▸ EXERCISE: Where does the string "this" appear? Copy every line of the entries below that holds it.

─── DATASET CONTENT ───

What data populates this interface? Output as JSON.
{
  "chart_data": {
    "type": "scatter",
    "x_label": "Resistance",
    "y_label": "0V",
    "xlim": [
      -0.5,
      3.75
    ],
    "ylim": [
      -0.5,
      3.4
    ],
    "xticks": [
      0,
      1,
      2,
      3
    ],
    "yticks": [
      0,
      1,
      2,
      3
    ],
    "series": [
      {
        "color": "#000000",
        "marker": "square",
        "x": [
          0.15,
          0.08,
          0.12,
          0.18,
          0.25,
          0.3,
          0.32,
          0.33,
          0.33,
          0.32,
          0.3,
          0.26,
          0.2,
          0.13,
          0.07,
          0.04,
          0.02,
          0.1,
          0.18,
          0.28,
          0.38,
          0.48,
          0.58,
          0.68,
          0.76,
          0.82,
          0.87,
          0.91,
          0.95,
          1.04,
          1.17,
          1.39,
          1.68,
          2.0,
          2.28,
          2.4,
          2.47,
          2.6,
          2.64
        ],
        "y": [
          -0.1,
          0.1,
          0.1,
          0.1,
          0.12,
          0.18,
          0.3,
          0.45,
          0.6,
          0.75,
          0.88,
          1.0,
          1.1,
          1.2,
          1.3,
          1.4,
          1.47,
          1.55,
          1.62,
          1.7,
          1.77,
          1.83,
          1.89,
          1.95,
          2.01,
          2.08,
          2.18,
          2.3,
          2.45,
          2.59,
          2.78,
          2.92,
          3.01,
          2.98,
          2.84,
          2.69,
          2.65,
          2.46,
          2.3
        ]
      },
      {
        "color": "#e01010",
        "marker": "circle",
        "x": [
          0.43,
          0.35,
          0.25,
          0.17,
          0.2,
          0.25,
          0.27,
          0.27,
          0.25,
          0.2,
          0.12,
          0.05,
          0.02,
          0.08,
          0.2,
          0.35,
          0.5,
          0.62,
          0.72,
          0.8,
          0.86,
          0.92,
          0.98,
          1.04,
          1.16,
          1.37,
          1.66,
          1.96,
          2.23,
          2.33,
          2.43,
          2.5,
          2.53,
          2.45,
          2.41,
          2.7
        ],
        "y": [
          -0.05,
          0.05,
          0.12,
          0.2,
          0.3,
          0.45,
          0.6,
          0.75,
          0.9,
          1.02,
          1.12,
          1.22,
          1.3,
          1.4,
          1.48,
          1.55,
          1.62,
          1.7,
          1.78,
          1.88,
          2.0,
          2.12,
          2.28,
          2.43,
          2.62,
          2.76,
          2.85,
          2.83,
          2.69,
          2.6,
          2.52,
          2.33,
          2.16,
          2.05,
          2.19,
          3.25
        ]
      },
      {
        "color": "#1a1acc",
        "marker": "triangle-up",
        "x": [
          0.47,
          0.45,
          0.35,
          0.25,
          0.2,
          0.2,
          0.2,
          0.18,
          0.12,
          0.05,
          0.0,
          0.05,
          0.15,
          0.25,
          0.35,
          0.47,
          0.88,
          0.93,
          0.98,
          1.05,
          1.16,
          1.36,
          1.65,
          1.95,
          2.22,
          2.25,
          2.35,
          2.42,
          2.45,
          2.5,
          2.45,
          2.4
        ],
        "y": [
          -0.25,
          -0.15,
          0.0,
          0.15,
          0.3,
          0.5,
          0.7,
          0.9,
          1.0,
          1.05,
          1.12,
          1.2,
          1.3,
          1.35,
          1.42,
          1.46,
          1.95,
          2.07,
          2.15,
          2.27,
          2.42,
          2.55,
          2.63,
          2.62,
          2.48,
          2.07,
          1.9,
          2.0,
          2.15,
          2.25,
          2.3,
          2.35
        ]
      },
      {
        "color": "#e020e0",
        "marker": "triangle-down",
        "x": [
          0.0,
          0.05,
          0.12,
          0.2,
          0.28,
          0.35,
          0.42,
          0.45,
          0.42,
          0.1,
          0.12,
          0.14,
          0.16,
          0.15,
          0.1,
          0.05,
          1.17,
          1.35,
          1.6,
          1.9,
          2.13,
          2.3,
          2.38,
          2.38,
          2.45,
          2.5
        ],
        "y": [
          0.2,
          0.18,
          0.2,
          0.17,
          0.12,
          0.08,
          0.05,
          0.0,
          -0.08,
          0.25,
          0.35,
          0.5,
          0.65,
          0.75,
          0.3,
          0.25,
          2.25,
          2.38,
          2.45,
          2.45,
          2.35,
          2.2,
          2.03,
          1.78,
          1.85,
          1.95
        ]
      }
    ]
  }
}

───
─── DATASET CONTENT ───

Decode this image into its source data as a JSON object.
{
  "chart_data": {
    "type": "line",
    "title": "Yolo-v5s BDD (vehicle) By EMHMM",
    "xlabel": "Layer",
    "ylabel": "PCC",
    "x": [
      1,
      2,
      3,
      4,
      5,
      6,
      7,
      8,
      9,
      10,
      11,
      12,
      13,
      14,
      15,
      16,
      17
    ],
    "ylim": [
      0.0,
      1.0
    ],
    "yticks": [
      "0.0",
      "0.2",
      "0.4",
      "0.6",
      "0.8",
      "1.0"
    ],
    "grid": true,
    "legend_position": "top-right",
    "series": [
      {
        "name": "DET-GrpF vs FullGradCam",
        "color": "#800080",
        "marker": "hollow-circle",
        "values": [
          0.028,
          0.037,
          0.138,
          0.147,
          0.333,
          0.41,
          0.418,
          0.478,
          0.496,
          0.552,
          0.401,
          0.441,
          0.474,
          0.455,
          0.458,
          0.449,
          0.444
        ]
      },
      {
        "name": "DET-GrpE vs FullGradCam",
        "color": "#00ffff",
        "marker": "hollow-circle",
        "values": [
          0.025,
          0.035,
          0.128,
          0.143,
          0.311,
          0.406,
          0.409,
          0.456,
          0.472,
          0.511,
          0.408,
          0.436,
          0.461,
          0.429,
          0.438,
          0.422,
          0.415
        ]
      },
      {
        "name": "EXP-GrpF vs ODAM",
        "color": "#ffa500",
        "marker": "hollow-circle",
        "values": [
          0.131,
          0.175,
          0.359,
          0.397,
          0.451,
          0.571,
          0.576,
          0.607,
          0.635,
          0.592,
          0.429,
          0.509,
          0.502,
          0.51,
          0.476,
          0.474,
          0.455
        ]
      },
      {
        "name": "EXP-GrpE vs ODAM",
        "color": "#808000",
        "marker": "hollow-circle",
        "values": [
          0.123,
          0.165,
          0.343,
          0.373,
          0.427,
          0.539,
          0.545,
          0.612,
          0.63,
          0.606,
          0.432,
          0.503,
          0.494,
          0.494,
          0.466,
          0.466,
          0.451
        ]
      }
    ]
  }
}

───

▸ RESPONSE BELOW:
What data populates this interface? Output as JSON.
Decode this image into its source data as a JSON object.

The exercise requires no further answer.